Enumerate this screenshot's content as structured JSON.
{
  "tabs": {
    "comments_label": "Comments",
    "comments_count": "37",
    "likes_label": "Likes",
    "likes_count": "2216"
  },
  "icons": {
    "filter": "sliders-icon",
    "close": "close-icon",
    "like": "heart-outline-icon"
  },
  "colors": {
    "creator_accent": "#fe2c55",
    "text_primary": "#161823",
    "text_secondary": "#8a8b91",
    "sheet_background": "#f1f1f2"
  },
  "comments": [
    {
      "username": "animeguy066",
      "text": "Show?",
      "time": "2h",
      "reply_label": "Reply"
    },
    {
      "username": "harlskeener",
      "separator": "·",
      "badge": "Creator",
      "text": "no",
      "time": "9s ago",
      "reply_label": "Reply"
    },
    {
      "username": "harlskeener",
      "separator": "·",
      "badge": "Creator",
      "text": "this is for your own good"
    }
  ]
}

...

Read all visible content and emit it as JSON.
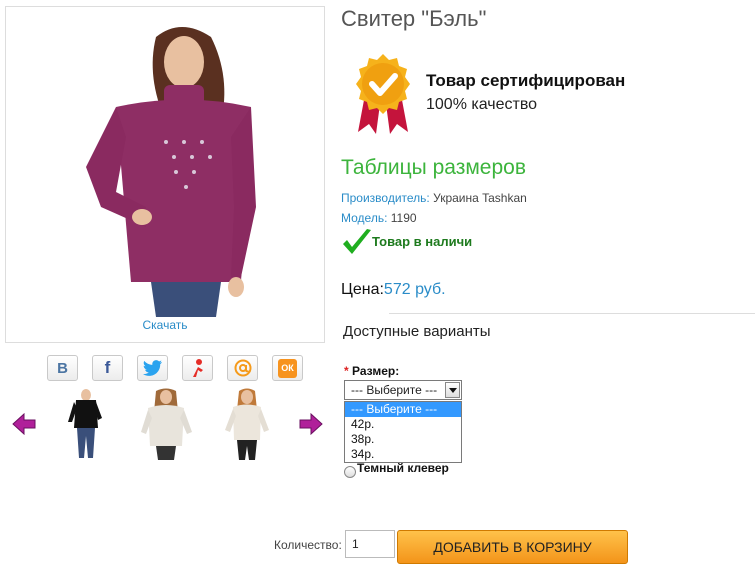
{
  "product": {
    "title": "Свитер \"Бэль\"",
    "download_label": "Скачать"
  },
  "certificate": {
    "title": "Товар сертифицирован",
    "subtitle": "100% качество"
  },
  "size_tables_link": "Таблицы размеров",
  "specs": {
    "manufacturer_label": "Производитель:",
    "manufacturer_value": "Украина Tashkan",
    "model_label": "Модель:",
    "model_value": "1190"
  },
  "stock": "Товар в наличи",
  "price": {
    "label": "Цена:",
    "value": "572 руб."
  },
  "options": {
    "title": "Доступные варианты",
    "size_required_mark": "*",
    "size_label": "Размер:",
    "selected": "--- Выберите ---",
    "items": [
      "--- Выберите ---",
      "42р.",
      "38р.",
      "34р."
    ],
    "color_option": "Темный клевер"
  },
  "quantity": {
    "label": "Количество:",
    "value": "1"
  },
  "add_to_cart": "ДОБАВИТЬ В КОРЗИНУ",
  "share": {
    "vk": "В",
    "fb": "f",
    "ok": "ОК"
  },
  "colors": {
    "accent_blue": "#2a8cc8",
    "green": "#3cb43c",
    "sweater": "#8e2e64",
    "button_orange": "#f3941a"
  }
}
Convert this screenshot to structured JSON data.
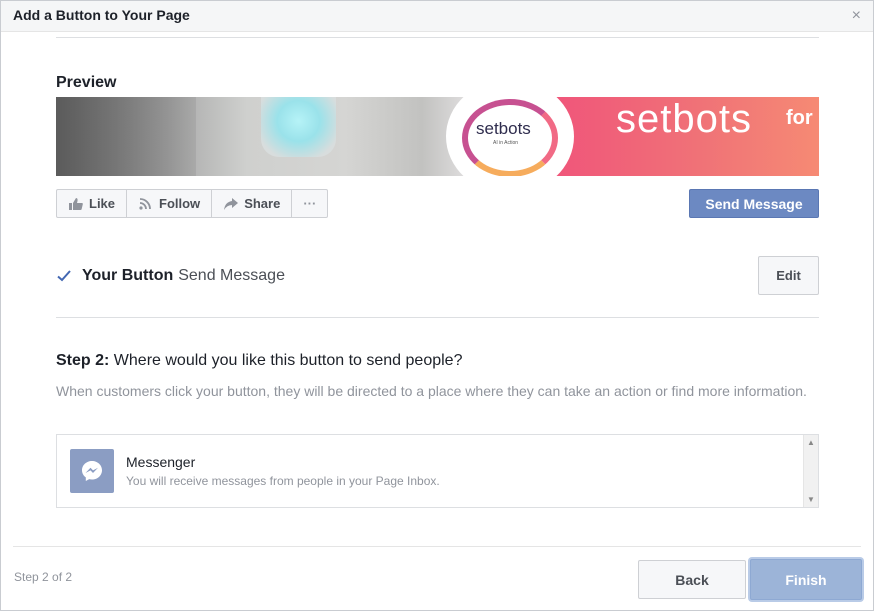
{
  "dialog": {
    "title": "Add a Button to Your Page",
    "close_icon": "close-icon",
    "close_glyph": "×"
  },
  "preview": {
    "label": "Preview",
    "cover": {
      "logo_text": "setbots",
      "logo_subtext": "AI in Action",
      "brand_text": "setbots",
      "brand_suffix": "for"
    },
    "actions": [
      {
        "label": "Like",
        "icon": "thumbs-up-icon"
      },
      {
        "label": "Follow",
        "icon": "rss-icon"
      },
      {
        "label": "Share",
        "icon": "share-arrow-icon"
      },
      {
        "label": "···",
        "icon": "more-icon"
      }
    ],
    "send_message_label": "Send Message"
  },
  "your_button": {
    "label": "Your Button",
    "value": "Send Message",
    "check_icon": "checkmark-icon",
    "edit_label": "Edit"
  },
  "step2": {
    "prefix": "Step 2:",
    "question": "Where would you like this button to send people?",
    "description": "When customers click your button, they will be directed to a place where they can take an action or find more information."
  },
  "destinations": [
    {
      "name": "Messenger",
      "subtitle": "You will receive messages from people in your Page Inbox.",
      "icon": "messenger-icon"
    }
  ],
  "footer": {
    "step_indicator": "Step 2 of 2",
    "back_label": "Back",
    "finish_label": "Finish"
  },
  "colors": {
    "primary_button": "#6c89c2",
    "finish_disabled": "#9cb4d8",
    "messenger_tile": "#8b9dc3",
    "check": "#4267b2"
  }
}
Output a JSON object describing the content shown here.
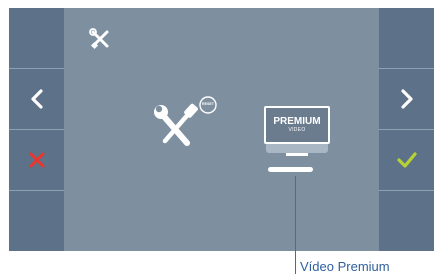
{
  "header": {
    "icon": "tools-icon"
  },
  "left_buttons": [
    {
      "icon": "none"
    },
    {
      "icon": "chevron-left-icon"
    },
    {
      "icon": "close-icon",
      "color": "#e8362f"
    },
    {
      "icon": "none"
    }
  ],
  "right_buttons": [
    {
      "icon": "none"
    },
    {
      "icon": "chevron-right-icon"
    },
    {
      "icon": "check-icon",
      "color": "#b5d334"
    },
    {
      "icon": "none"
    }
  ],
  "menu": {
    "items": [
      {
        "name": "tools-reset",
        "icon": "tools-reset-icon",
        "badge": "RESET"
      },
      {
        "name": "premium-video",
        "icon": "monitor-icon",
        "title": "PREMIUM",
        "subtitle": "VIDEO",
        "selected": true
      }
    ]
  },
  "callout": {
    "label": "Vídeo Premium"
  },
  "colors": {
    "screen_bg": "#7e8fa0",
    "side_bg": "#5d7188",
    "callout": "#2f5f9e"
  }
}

---

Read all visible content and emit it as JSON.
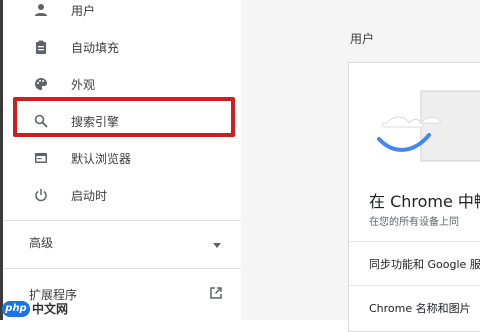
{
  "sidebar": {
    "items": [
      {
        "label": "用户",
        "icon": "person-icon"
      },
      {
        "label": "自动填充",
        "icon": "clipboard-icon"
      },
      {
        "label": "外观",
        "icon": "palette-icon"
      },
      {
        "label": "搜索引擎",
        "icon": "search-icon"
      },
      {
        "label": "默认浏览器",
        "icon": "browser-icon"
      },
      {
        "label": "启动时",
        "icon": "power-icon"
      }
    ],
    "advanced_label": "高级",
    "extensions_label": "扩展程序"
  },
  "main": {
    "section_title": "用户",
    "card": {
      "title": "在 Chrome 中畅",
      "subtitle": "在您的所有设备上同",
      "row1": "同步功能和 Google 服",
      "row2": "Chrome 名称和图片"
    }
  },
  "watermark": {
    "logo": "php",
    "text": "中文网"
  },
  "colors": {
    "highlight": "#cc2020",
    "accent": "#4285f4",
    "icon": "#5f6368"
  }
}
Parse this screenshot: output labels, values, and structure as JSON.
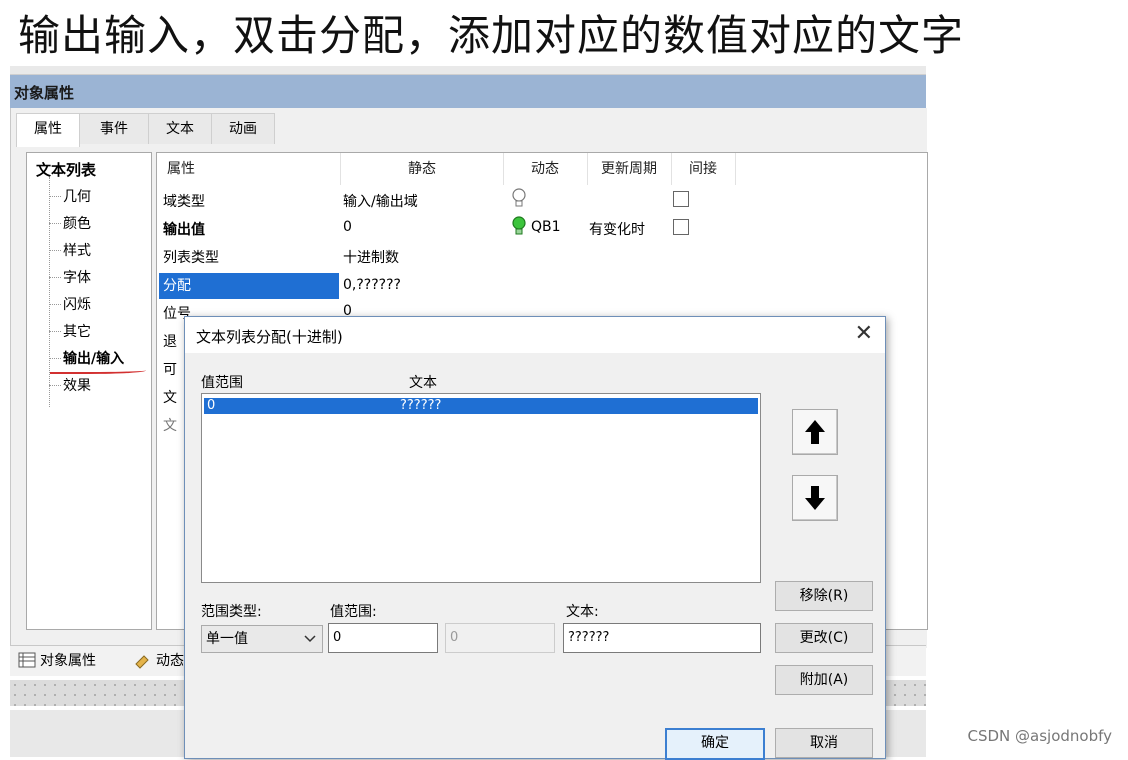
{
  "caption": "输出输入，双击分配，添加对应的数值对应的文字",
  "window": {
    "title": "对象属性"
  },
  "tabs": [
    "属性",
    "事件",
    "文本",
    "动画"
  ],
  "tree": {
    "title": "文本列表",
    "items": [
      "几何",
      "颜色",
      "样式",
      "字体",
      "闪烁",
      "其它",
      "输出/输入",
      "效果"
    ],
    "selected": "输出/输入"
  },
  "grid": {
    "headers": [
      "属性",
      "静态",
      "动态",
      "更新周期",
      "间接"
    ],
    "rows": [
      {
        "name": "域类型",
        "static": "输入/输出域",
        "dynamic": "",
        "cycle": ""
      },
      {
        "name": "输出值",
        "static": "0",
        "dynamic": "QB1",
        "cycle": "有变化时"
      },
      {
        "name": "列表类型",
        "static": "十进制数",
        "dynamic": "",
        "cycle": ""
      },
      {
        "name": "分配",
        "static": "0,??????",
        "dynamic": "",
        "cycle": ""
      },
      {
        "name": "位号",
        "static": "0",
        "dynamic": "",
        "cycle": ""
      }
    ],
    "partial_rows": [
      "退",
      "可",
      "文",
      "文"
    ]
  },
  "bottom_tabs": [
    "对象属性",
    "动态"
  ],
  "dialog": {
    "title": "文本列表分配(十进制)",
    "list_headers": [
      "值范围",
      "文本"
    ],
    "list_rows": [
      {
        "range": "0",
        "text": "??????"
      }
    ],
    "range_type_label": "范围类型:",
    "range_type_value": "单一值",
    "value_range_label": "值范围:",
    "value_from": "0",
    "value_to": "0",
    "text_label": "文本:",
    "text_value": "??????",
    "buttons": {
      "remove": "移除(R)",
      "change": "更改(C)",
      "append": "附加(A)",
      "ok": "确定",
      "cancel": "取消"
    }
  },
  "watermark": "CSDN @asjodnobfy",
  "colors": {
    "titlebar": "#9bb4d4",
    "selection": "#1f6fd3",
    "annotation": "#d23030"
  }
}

• What you will do: Copy all the lines above that hold the string "this".

• Output below:
Enumerate this screenshot's content as structured JSON.
      "text": "this is for your own good"
Convert this screenshot to structured JSON data.
    "question": "Where would you like this button to send people?",
Parse this screenshot: output labels, values, and structure as JSON.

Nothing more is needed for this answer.